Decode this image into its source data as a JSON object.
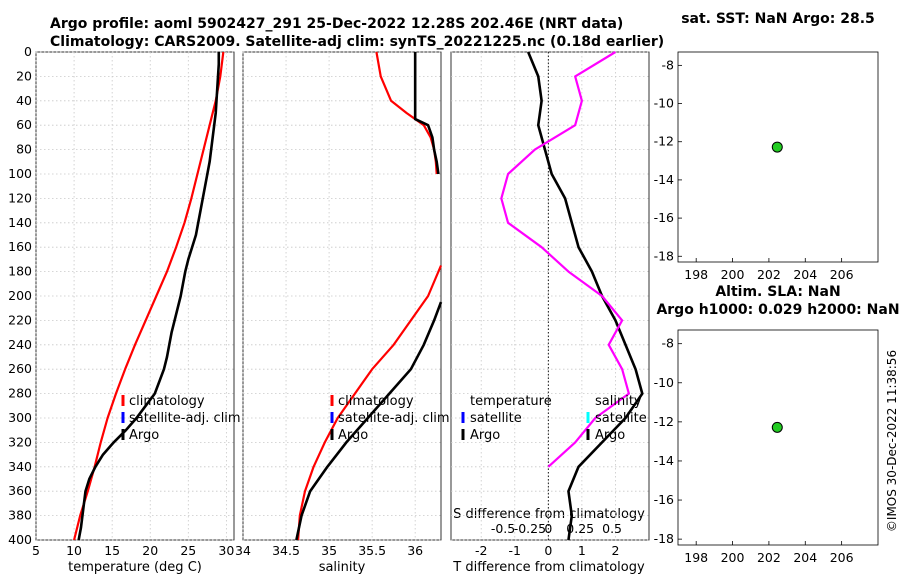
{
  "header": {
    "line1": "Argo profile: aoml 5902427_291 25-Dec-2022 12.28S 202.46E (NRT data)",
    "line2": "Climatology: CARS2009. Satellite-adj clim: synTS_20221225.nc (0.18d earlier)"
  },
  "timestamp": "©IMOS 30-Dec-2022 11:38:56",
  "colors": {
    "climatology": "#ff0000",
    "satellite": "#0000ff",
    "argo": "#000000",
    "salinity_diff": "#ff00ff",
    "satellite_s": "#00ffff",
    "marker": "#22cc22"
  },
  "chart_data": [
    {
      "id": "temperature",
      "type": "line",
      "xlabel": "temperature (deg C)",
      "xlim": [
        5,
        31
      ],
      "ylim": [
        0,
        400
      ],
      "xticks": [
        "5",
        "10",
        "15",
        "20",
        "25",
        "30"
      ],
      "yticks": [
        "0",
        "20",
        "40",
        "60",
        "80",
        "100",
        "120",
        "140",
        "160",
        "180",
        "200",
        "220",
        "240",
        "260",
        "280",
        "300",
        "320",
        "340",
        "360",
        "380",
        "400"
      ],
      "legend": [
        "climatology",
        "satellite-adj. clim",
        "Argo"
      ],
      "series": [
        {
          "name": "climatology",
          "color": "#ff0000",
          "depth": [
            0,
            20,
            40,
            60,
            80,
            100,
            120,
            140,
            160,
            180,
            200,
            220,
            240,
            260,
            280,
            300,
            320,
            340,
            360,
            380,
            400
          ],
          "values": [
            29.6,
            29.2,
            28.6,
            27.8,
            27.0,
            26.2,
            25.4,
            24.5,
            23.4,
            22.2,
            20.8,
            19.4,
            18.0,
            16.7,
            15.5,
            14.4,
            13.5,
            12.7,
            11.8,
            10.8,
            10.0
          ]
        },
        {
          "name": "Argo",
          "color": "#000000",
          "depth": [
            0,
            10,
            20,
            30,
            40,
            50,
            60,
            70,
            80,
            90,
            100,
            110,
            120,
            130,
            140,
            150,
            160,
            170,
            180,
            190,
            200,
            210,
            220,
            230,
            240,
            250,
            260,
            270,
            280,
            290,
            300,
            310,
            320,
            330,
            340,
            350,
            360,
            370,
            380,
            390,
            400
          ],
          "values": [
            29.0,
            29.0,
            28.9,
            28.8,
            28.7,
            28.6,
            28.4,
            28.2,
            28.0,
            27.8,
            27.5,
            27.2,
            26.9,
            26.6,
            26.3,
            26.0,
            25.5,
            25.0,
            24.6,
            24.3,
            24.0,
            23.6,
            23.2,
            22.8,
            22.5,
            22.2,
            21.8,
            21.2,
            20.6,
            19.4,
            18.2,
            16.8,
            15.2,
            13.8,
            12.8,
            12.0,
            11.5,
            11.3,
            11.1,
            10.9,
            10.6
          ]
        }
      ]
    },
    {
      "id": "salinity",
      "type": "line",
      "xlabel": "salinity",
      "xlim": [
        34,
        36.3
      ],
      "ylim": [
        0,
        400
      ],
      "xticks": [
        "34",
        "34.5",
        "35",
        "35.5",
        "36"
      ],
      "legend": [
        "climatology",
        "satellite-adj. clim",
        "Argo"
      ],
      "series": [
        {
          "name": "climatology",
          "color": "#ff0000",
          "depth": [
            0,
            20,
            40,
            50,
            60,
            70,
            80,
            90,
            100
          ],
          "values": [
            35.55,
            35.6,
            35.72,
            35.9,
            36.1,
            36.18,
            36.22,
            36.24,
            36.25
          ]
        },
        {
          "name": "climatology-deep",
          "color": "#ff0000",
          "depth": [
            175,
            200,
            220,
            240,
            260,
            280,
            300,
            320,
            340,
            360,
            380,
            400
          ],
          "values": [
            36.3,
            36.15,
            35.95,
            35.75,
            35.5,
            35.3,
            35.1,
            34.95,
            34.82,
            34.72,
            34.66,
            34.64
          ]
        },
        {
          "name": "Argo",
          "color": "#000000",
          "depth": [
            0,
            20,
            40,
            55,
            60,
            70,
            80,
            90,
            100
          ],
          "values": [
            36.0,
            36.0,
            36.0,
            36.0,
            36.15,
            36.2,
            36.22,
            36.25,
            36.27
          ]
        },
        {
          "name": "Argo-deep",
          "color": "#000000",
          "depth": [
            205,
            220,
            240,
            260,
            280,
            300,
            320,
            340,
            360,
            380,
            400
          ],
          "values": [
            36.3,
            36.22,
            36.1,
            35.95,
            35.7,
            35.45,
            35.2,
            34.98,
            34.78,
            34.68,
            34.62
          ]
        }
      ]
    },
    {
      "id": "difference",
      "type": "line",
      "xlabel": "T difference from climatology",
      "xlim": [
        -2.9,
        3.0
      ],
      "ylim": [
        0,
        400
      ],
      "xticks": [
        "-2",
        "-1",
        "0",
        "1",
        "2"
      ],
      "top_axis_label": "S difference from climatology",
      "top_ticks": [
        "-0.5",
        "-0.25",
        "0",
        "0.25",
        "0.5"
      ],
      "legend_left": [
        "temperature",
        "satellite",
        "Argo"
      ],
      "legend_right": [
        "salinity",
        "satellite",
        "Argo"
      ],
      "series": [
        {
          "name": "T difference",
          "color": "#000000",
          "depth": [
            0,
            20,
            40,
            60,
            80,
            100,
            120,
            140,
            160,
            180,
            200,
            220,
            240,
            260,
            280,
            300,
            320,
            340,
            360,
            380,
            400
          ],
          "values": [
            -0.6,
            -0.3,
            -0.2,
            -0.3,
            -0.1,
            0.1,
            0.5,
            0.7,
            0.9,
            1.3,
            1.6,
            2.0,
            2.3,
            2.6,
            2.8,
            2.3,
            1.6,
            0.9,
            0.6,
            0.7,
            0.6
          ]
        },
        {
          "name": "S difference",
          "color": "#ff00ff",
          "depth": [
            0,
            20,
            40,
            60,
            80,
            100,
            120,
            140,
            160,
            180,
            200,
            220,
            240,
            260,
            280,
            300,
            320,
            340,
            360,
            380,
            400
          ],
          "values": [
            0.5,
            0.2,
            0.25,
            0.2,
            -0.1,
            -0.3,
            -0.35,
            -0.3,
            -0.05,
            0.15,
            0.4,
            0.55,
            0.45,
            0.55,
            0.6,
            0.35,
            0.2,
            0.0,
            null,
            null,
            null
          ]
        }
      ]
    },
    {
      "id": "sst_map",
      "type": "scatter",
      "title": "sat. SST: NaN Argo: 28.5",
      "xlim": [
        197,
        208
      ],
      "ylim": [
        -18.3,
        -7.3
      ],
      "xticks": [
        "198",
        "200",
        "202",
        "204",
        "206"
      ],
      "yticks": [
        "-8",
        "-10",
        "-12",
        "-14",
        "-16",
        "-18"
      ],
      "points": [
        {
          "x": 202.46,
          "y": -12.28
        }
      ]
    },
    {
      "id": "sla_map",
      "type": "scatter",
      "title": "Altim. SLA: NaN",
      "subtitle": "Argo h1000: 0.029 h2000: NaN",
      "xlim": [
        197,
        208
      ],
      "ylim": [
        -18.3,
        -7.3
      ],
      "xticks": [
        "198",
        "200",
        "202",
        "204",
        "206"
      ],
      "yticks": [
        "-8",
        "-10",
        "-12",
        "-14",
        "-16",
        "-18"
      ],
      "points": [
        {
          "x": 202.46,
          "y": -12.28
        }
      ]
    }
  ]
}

......

Go over the data above and copy every line that has the word "xlabel" in it.

- Completed exercise:
      "xlabel": "temperature (deg C)",
      "xlabel": "salinity",
      "xlabel": "T difference from climatology",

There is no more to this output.